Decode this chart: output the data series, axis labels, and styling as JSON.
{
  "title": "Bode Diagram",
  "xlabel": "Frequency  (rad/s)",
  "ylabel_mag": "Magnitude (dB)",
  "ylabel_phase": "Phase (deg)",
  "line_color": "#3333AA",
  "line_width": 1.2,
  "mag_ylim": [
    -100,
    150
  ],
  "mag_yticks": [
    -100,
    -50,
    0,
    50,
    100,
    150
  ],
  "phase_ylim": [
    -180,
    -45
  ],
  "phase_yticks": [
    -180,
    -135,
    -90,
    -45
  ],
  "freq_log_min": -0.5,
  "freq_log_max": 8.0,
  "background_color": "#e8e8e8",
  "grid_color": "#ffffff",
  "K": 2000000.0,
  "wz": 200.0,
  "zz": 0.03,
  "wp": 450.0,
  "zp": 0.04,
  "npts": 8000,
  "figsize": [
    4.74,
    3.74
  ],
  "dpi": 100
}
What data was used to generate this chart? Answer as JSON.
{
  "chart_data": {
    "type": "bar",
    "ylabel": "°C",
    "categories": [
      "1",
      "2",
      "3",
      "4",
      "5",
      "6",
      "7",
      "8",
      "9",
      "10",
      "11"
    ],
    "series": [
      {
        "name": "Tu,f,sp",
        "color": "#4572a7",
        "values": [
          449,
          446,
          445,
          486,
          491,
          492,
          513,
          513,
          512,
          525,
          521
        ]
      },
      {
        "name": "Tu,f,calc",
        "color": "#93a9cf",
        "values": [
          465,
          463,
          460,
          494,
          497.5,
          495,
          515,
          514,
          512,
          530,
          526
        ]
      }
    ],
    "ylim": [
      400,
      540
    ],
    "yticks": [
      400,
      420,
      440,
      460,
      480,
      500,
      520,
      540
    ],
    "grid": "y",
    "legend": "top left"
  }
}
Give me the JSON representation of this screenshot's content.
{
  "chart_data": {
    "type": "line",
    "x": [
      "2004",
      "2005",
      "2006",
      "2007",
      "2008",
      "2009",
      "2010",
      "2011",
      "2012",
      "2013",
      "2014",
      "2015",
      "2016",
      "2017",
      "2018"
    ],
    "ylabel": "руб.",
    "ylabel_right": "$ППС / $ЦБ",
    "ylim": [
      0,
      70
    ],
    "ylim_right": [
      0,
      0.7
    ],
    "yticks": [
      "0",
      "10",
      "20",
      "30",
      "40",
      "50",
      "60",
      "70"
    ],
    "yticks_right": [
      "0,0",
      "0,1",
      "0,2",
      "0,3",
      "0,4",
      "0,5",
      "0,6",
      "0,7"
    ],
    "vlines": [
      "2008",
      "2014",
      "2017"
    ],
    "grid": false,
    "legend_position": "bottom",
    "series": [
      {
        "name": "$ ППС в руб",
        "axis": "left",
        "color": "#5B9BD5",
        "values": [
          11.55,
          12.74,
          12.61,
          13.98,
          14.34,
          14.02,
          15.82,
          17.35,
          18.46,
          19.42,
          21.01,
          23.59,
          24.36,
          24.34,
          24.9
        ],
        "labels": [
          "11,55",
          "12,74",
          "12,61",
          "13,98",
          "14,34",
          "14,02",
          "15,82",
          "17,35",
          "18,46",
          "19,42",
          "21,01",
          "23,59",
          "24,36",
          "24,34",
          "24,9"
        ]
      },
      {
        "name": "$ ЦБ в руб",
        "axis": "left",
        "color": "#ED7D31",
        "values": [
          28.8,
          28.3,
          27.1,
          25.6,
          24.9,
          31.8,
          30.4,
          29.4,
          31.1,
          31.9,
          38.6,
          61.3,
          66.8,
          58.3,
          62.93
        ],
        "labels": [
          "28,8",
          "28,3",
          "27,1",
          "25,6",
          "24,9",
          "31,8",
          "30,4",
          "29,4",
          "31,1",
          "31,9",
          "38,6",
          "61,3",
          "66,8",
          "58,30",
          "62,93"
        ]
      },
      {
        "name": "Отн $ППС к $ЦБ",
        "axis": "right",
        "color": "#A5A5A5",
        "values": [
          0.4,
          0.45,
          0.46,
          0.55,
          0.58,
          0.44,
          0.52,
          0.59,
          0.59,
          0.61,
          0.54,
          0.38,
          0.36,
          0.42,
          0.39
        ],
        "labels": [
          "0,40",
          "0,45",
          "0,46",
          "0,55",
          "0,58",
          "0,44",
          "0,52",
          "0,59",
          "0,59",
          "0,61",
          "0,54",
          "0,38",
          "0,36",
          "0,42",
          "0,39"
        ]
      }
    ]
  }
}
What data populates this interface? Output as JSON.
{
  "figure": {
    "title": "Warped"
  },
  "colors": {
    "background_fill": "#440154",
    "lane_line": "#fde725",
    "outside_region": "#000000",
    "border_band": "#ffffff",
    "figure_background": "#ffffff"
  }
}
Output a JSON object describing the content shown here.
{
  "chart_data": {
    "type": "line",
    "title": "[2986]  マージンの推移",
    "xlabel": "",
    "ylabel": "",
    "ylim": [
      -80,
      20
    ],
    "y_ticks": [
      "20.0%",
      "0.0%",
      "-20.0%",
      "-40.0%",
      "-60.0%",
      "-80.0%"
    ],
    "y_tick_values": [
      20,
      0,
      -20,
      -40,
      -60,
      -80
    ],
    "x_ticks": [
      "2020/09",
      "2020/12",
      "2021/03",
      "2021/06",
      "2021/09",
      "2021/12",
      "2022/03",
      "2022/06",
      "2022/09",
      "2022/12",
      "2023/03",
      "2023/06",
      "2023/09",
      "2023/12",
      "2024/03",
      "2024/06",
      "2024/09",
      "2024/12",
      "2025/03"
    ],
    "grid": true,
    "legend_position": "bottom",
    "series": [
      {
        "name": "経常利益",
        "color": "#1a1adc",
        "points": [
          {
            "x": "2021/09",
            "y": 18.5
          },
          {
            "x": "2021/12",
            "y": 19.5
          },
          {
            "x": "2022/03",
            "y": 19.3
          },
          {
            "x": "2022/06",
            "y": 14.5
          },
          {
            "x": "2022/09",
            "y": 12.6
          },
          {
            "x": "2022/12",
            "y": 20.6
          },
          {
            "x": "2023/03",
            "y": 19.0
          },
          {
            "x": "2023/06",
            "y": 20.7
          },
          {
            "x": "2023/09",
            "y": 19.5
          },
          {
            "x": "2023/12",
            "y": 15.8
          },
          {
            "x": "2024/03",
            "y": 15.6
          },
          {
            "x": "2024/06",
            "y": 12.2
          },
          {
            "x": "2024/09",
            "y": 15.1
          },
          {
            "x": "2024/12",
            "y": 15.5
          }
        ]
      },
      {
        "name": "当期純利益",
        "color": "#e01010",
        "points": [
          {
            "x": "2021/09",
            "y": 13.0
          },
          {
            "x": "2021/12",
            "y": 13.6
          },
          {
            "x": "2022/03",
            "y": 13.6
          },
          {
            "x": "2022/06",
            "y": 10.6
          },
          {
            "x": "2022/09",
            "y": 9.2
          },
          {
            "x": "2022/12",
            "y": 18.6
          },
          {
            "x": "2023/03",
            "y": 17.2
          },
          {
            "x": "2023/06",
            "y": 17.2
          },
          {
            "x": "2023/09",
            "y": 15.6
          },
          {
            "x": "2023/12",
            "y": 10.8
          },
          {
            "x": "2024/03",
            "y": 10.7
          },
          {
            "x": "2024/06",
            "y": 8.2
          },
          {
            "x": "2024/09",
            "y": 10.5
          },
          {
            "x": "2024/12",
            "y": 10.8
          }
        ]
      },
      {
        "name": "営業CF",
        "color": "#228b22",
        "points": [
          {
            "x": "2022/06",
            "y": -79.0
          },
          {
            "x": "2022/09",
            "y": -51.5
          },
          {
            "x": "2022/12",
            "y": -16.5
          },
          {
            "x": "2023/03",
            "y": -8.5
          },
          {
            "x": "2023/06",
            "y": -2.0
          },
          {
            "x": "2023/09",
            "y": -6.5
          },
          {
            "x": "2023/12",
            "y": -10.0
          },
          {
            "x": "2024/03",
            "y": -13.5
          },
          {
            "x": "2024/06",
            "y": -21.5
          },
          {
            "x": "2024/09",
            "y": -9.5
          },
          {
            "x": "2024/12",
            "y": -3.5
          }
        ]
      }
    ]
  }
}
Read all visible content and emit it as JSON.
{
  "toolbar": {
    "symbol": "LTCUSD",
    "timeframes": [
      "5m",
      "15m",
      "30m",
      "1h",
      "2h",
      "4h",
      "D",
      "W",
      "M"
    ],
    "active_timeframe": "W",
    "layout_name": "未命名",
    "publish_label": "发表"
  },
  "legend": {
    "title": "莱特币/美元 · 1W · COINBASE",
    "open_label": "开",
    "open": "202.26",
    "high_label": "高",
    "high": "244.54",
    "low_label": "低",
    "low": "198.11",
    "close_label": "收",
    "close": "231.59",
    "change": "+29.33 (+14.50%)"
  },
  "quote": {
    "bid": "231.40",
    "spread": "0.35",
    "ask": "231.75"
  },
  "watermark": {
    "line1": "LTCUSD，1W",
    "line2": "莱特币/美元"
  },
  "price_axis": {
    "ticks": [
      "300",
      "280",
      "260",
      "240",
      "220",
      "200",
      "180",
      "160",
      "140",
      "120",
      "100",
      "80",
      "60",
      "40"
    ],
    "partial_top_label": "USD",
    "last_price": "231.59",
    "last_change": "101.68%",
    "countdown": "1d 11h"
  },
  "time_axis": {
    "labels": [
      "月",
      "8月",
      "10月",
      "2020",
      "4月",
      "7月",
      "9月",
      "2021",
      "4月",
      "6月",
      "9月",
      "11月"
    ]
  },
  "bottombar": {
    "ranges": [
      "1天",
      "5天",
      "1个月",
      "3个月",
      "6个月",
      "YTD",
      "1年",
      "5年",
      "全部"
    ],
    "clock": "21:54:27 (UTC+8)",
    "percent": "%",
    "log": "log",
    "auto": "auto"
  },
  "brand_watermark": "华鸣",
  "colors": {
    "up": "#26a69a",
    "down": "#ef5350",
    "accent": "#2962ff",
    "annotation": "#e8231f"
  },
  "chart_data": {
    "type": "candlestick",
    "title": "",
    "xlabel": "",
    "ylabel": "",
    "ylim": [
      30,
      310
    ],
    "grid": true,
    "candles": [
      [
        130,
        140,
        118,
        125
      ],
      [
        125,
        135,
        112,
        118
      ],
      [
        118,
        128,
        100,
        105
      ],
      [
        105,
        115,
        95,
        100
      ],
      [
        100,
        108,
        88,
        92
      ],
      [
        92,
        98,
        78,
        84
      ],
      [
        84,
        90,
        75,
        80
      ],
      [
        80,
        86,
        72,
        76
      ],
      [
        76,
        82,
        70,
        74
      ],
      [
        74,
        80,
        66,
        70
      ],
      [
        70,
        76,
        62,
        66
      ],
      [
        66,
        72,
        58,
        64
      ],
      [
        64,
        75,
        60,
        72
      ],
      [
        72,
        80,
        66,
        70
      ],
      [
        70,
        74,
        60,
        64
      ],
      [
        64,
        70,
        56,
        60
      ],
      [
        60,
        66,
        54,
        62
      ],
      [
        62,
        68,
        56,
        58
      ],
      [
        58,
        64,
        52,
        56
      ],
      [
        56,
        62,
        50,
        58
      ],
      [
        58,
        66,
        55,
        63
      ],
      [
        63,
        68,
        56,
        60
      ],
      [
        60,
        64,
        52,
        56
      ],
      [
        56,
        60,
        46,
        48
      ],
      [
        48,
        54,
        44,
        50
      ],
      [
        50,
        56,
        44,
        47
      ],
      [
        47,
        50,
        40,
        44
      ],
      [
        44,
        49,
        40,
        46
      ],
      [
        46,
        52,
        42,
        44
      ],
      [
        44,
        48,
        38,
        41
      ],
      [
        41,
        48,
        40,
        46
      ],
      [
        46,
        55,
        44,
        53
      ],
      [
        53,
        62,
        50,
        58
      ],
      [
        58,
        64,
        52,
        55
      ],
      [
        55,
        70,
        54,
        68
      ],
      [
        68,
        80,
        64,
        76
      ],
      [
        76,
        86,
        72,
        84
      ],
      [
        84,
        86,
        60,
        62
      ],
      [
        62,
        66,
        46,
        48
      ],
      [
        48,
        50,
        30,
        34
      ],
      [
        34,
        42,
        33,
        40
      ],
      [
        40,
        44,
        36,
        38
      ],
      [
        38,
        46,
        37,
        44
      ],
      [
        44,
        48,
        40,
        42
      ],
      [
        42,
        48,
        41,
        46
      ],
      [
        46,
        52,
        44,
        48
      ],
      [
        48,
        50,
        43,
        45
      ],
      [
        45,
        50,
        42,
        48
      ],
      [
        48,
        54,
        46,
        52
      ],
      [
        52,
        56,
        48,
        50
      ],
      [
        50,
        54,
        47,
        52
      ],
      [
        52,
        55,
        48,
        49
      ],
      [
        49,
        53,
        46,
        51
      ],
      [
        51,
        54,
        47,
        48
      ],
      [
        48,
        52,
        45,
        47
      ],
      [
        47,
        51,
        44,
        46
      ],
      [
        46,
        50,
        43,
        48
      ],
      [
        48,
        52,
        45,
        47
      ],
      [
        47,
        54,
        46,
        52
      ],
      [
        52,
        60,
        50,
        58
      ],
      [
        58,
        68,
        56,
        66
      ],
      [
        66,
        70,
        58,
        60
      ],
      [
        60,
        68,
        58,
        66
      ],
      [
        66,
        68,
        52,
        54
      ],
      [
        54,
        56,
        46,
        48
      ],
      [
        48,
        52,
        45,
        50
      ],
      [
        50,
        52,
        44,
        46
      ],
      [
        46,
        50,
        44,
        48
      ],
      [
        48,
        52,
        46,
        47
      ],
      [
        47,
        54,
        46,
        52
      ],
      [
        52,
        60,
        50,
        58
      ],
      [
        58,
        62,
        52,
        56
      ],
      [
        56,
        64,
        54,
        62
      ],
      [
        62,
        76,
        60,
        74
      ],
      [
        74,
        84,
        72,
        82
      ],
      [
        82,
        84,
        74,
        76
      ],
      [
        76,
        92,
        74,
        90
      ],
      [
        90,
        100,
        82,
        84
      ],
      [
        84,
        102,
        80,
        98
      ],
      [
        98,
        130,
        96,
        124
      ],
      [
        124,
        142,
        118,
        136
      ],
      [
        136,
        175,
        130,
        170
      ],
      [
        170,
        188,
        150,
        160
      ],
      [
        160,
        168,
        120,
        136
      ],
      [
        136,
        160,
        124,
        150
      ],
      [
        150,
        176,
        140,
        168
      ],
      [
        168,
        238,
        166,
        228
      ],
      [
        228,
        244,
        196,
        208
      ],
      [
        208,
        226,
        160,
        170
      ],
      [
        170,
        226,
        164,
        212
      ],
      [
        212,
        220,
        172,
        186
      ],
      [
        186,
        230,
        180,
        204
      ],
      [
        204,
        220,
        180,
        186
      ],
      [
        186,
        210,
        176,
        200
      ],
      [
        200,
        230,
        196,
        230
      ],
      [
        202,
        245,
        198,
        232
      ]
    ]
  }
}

» Exercise objective
Copy every line from the records above that contains the word "content".

» Solution to this problem
Give me the JSON representation of this screenshot's content.
Output a JSON object describing the content shown here.
Read all visible content and emit it as JSON.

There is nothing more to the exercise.